STATED GOAL =>
Can you retype every record below exactly as written?

ENTRIES SUPPLIED =>
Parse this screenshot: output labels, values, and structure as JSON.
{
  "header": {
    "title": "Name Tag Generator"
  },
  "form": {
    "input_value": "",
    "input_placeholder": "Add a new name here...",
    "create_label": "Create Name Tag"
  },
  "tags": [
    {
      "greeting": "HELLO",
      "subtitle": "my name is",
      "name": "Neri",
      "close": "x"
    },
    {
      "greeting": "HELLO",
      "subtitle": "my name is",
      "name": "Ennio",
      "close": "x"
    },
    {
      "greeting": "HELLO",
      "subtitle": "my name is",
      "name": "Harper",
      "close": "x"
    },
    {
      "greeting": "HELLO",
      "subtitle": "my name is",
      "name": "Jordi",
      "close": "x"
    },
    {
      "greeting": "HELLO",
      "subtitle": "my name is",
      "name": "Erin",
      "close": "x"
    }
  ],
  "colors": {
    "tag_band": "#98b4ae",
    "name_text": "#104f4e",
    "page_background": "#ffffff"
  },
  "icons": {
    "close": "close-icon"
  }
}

ANSWER BELOW =>
Parse this screenshot: output labels, values, and structure as JSON.
{
  "header": {
    "title": "Name Tag Generator"
  },
  "form": {
    "input_value": "",
    "input_placeholder": "Add a new name here...",
    "create_label": "Create Name Tag"
  },
  "tags": [
    {
      "greeting": "HELLO",
      "subtitle": "my name is",
      "name": "Neri",
      "close": "x"
    },
    {
      "greeting": "HELLO",
      "subtitle": "my name is",
      "name": "Ennio",
      "close": "x"
    },
    {
      "greeting": "HELLO",
      "subtitle": "my name is",
      "name": "Harper",
      "close": "x"
    },
    {
      "greeting": "HELLO",
      "subtitle": "my name is",
      "name": "Jordi",
      "close": "x"
    },
    {
      "greeting": "HELLO",
      "subtitle": "my name is",
      "name": "Erin",
      "close": "x"
    }
  ],
  "colors": {
    "tag_band": "#98b4ae",
    "name_text": "#104f4e",
    "page_background": "#ffffff"
  },
  "icons": {
    "close": "close-icon"
  }
}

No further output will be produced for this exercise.